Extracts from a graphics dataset
--- Start ---
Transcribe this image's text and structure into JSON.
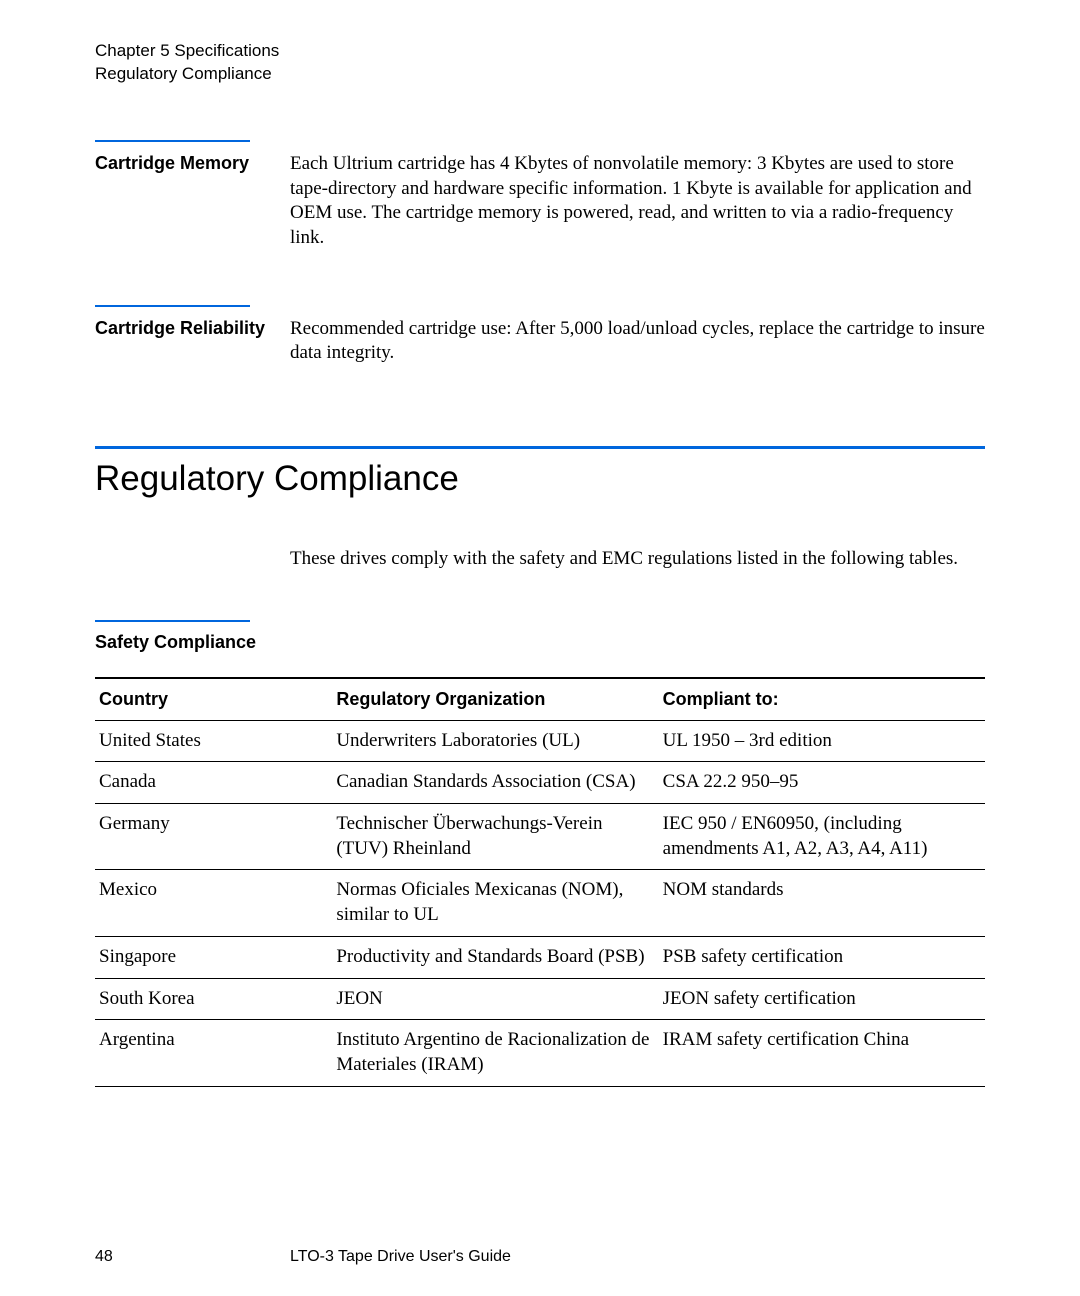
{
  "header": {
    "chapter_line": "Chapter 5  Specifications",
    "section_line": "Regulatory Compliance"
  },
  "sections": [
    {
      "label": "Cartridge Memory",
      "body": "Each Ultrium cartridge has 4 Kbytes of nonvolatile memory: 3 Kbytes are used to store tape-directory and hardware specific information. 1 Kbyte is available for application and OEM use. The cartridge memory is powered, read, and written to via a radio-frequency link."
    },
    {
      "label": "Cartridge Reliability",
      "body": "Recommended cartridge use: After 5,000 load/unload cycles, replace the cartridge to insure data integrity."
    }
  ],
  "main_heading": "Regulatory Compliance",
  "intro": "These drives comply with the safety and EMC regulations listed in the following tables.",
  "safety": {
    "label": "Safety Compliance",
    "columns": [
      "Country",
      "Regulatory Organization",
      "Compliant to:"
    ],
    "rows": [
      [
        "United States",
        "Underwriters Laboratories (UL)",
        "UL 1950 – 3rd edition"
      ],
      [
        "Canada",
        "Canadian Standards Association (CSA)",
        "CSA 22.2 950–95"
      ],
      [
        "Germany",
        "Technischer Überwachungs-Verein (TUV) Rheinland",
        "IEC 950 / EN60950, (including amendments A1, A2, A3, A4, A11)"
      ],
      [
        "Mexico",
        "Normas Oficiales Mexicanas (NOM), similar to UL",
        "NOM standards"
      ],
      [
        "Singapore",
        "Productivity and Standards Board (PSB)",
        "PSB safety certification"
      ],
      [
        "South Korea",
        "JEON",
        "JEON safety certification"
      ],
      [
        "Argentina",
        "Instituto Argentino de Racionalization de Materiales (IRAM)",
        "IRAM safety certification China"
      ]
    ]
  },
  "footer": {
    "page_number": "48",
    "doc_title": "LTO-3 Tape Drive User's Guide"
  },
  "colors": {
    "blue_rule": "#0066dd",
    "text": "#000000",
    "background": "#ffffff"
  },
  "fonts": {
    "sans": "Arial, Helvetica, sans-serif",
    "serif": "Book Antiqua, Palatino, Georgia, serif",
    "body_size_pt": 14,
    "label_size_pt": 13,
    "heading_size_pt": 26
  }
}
--- End ---
--- Start ---
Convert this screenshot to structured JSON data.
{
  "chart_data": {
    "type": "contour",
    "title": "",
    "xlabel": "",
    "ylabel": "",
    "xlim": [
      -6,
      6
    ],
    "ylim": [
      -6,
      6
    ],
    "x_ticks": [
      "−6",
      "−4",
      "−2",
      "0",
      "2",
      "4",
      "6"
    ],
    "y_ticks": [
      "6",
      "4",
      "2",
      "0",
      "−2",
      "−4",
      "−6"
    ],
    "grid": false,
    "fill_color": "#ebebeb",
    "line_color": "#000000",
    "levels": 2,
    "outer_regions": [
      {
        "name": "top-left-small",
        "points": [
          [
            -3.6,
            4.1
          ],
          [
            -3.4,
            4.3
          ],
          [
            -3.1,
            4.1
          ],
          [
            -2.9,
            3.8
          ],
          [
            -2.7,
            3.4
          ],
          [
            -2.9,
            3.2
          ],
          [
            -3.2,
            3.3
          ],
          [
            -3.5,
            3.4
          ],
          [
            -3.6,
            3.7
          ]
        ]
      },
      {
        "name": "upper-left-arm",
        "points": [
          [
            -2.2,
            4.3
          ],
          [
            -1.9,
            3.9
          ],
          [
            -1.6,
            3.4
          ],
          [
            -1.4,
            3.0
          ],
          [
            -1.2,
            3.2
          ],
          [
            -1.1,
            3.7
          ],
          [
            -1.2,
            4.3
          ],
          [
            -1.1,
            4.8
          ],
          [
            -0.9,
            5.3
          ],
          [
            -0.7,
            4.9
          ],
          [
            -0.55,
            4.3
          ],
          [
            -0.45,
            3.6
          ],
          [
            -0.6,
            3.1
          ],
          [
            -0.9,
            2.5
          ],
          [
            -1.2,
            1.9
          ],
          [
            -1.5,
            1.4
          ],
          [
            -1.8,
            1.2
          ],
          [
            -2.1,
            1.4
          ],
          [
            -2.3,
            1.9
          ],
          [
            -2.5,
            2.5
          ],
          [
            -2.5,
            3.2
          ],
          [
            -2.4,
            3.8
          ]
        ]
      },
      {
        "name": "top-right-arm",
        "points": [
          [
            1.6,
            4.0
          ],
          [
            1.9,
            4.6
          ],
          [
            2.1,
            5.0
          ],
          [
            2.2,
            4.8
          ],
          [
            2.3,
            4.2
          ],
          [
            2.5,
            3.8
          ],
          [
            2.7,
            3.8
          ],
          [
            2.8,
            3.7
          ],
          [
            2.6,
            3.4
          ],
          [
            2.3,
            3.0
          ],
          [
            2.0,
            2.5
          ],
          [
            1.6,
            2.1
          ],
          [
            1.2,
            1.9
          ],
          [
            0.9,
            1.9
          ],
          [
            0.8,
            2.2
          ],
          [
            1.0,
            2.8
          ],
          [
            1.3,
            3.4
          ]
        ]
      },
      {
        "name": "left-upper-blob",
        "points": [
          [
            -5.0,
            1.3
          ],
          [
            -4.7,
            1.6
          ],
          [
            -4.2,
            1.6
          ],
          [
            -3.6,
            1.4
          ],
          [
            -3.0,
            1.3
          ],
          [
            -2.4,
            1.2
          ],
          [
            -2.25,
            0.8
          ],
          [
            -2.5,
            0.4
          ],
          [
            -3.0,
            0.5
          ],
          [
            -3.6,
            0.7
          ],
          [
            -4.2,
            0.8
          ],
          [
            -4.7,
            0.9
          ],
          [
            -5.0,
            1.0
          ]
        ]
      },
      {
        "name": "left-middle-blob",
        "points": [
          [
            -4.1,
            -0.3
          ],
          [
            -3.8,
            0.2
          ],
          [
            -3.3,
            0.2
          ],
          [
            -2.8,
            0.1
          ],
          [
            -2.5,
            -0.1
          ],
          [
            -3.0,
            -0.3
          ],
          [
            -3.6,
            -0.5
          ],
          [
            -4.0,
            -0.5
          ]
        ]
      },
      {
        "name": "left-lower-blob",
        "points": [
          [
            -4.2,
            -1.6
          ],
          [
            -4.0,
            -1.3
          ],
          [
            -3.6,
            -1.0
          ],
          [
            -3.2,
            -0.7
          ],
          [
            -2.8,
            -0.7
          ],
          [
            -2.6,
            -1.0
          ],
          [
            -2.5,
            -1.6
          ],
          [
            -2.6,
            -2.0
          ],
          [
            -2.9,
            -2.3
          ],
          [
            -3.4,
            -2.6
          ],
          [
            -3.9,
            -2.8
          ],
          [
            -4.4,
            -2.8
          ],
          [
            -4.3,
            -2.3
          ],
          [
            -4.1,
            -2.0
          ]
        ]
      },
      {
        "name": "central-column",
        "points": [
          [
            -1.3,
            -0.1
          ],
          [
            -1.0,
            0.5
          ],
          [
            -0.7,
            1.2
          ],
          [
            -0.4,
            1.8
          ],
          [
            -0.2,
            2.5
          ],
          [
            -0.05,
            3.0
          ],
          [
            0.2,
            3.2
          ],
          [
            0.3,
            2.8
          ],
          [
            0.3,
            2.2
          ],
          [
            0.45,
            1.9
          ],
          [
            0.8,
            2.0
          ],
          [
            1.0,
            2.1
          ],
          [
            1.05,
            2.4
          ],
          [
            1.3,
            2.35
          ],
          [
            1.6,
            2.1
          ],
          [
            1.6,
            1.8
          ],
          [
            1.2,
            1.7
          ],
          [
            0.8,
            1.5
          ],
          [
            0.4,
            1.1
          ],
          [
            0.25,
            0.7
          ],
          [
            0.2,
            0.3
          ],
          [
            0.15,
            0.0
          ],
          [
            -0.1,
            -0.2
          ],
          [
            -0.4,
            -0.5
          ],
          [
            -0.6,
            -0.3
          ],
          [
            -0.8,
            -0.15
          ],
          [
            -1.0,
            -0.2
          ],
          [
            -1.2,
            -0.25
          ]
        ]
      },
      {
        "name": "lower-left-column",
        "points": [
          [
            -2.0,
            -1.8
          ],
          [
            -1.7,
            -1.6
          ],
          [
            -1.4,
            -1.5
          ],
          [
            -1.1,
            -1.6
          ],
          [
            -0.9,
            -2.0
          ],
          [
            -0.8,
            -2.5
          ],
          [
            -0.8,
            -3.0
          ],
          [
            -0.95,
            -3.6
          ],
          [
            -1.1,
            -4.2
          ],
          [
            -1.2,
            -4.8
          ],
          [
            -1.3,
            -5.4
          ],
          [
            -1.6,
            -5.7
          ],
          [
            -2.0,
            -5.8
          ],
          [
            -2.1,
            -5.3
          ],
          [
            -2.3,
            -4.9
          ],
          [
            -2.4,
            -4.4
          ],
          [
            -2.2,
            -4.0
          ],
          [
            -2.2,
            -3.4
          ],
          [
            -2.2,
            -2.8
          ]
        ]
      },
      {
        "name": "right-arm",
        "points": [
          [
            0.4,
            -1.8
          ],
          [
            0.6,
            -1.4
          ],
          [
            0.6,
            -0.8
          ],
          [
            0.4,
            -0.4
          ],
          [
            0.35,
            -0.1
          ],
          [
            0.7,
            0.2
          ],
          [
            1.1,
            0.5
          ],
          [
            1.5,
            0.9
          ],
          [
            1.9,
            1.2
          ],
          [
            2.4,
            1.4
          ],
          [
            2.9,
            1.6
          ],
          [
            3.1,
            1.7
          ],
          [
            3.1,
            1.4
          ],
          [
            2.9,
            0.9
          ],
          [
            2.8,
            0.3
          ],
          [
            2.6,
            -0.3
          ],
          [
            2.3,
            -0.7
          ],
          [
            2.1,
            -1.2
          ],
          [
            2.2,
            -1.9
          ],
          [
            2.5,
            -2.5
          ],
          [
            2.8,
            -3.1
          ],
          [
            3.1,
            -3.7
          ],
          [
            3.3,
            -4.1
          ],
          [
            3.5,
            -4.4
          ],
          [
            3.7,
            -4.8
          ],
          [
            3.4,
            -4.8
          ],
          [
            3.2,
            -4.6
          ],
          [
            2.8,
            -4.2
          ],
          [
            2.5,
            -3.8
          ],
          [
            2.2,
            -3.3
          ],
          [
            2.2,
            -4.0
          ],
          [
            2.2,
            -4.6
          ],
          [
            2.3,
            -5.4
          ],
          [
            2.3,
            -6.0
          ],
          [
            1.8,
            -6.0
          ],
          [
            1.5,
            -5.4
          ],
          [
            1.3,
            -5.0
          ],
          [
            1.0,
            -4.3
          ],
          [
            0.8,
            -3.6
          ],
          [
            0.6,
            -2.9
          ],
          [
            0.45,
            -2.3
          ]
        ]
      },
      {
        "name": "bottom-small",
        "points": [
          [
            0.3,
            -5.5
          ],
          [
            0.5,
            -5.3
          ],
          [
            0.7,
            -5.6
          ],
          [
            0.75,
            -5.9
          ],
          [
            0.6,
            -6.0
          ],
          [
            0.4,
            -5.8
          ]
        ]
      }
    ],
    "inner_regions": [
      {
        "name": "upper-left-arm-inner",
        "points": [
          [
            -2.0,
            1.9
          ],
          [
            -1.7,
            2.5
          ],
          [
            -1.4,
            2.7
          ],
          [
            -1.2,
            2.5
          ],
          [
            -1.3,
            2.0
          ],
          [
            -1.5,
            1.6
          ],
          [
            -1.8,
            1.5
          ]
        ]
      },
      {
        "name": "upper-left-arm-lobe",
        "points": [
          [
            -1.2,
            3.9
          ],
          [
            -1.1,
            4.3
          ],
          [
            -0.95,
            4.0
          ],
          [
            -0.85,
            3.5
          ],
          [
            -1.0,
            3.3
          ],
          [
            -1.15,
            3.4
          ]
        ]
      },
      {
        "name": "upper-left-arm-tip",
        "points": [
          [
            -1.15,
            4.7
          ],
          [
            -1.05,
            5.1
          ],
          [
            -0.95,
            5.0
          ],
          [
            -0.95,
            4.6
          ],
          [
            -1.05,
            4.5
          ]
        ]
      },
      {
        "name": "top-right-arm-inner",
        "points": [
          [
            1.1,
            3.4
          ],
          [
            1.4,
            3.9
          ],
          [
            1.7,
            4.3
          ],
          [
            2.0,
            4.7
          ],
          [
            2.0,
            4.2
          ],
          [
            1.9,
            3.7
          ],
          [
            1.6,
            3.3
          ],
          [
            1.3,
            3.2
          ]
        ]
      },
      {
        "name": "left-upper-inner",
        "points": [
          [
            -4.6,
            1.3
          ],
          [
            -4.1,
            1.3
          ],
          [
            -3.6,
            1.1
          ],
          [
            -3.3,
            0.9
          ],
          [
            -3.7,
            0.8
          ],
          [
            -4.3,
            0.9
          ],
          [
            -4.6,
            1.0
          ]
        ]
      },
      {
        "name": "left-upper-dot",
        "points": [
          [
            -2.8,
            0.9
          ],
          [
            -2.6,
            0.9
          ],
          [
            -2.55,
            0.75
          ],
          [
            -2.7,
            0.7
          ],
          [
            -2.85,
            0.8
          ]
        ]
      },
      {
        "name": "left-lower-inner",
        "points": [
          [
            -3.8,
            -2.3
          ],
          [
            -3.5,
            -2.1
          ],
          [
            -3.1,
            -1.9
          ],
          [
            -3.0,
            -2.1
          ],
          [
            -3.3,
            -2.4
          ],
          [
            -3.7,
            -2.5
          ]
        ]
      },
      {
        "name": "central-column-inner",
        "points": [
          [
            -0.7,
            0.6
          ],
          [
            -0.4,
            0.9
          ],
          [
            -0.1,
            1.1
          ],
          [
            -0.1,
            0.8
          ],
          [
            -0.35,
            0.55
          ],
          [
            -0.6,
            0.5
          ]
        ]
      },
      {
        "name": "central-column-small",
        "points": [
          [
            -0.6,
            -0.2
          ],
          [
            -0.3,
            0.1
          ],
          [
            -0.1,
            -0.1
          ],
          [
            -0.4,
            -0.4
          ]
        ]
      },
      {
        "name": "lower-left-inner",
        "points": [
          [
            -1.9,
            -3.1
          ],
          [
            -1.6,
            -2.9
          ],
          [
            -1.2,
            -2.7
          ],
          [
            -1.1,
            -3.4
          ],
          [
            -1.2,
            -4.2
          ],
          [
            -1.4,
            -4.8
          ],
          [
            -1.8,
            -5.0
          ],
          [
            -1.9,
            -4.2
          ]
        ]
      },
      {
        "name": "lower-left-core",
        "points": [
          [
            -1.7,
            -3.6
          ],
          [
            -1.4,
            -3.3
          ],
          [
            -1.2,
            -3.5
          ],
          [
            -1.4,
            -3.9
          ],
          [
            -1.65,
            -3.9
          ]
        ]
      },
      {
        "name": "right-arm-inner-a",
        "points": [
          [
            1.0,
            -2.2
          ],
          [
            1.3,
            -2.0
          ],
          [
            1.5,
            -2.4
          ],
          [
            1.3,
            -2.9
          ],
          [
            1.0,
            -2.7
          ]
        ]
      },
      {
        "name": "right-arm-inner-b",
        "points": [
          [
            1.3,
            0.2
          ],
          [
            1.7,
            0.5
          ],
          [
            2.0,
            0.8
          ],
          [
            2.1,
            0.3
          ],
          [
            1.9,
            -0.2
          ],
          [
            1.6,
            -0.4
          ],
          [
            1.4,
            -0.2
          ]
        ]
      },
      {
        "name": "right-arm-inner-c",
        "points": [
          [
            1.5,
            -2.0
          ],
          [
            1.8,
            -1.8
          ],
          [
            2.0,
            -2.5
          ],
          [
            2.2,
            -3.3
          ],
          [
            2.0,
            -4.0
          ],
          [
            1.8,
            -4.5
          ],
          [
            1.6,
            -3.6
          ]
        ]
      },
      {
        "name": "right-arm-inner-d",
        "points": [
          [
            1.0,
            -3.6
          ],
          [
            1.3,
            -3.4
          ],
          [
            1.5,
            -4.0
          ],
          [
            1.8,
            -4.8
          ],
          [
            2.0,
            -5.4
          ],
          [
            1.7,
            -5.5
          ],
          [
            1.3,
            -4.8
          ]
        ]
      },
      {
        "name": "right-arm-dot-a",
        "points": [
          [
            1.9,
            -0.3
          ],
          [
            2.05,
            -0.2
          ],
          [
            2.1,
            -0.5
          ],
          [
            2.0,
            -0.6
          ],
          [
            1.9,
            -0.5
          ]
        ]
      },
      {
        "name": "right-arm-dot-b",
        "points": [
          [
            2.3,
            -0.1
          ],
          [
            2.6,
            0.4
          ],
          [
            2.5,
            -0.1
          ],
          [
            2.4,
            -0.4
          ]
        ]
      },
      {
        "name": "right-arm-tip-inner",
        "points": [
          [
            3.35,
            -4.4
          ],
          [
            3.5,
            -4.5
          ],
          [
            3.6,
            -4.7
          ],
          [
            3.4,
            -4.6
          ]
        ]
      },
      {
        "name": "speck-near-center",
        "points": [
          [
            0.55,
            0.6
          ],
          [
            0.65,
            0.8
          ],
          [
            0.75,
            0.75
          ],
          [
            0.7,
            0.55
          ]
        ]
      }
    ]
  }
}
--- End ---
▶ _THE TASK_: Locate all lines in the listing above with the word "upper". Copy them.

▶ _SOLUTION TO THIS PROBLEM_:
        "name": "upper-left-arm",
        "name": "left-upper-blob",
        "name": "upper-left-arm-inner",
        "name": "upper-left-arm-lobe",
        "name": "upper-left-arm-tip",
        "name": "left-upper-inner",
        "name": "left-upper-dot",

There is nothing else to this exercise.